- [Prompt]
Copy, from the entries below, each line in which the string "retweets" appears.

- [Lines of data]
┄┄┄┄┄┄┄┄┄┄
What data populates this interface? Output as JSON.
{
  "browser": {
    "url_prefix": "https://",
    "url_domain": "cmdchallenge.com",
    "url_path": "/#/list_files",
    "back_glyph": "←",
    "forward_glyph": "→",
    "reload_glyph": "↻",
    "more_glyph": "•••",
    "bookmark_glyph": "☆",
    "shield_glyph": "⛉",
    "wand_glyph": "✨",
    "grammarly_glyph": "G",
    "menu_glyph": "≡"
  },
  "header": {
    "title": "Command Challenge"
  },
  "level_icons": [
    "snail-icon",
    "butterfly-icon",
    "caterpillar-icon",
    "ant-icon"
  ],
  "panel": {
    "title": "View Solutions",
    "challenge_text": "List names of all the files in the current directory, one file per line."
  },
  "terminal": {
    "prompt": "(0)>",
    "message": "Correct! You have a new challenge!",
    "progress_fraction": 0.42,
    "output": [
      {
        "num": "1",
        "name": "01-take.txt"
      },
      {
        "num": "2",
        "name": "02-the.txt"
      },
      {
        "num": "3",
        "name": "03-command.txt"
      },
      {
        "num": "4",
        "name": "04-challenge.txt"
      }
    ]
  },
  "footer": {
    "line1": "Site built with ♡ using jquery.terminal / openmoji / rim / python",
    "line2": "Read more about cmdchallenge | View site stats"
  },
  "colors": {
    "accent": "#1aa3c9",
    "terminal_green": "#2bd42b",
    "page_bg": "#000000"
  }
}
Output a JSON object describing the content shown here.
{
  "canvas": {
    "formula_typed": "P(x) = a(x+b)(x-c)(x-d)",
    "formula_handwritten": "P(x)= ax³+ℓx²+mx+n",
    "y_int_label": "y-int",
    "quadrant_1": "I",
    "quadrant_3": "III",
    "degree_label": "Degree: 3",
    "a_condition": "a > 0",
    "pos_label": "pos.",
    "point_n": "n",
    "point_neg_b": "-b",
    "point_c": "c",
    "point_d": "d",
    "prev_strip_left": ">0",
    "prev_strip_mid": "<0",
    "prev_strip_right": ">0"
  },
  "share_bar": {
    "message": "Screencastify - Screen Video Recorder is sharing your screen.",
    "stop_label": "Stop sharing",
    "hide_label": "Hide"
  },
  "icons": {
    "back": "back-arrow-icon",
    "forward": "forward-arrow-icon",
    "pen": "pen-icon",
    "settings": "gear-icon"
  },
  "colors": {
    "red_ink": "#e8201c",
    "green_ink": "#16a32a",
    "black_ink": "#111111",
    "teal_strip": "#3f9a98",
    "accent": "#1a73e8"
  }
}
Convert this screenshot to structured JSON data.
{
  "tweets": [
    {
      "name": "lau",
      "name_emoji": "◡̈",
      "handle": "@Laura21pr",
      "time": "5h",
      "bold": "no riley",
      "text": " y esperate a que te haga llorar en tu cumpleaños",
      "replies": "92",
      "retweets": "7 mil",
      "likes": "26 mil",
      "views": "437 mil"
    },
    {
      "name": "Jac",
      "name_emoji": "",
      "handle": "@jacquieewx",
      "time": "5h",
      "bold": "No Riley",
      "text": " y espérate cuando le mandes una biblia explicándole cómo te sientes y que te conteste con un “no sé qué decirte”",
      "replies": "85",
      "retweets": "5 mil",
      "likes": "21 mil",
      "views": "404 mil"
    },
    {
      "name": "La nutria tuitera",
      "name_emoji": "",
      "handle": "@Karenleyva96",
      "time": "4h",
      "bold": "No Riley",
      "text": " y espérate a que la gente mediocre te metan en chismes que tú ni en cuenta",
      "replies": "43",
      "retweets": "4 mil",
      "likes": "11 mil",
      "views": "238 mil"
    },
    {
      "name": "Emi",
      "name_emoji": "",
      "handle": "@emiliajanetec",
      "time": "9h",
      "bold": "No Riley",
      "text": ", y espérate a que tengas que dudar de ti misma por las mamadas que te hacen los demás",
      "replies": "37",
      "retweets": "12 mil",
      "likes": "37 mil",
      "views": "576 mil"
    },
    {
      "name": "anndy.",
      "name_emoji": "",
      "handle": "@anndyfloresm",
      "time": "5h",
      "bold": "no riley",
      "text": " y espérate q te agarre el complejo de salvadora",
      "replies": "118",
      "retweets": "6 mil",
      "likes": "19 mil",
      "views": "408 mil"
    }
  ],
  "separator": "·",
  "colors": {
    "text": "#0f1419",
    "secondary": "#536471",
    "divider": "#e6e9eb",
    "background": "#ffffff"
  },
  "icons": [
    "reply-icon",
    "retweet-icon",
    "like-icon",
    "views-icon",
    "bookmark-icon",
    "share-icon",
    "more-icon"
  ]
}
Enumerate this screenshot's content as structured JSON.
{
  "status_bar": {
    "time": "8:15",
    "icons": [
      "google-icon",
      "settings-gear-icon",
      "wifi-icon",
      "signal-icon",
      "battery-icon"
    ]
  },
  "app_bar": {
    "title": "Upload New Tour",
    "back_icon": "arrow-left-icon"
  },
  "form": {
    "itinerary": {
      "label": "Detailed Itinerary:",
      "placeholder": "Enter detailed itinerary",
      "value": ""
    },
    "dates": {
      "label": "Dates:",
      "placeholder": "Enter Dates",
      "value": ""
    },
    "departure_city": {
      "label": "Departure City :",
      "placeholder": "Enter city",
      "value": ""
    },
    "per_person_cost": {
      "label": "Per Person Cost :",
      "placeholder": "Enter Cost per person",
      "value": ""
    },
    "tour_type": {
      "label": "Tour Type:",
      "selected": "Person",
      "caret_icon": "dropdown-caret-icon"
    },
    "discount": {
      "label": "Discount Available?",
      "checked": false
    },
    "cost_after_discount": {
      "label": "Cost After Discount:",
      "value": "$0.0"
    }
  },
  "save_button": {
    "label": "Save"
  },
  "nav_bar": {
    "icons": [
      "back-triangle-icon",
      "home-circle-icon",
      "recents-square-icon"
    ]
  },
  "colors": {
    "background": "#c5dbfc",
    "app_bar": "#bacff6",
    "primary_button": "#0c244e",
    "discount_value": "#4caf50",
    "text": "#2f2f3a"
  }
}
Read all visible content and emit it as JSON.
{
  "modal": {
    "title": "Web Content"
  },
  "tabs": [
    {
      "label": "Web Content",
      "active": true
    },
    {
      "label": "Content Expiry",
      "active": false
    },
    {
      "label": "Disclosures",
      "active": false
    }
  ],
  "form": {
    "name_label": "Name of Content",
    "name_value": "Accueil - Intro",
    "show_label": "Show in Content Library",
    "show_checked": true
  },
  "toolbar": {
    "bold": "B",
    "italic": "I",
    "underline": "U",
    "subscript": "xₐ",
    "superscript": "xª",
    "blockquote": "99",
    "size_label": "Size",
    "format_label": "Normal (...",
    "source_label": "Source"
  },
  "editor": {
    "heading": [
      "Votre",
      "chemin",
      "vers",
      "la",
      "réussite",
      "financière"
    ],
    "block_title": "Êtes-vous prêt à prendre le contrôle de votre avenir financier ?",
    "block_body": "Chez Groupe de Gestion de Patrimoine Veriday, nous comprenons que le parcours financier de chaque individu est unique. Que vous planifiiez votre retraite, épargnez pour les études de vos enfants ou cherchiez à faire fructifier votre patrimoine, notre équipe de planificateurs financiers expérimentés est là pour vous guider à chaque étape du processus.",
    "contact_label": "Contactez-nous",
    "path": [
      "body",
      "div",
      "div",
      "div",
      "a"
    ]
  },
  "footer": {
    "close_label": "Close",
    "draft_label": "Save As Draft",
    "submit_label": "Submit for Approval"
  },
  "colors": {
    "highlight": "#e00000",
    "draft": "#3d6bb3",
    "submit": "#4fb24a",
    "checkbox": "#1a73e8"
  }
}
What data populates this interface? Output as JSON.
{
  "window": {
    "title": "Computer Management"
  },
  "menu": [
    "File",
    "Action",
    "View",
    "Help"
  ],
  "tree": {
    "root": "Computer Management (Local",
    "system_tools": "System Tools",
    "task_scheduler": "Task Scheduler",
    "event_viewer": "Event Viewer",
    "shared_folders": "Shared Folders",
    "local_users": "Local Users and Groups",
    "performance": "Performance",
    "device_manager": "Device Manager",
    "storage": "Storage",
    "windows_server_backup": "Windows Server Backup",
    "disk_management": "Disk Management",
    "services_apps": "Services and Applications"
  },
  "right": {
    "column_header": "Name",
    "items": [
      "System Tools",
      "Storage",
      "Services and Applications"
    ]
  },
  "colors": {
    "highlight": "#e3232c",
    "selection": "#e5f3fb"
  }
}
┄┄┄┄┄┄┄┄┄┄
- [Result below]
      "retweets": "7 mil",
      "retweets": "5 mil",
      "retweets": "4 mil",
      "retweets": "12 mil",
      "retweets": "6 mil",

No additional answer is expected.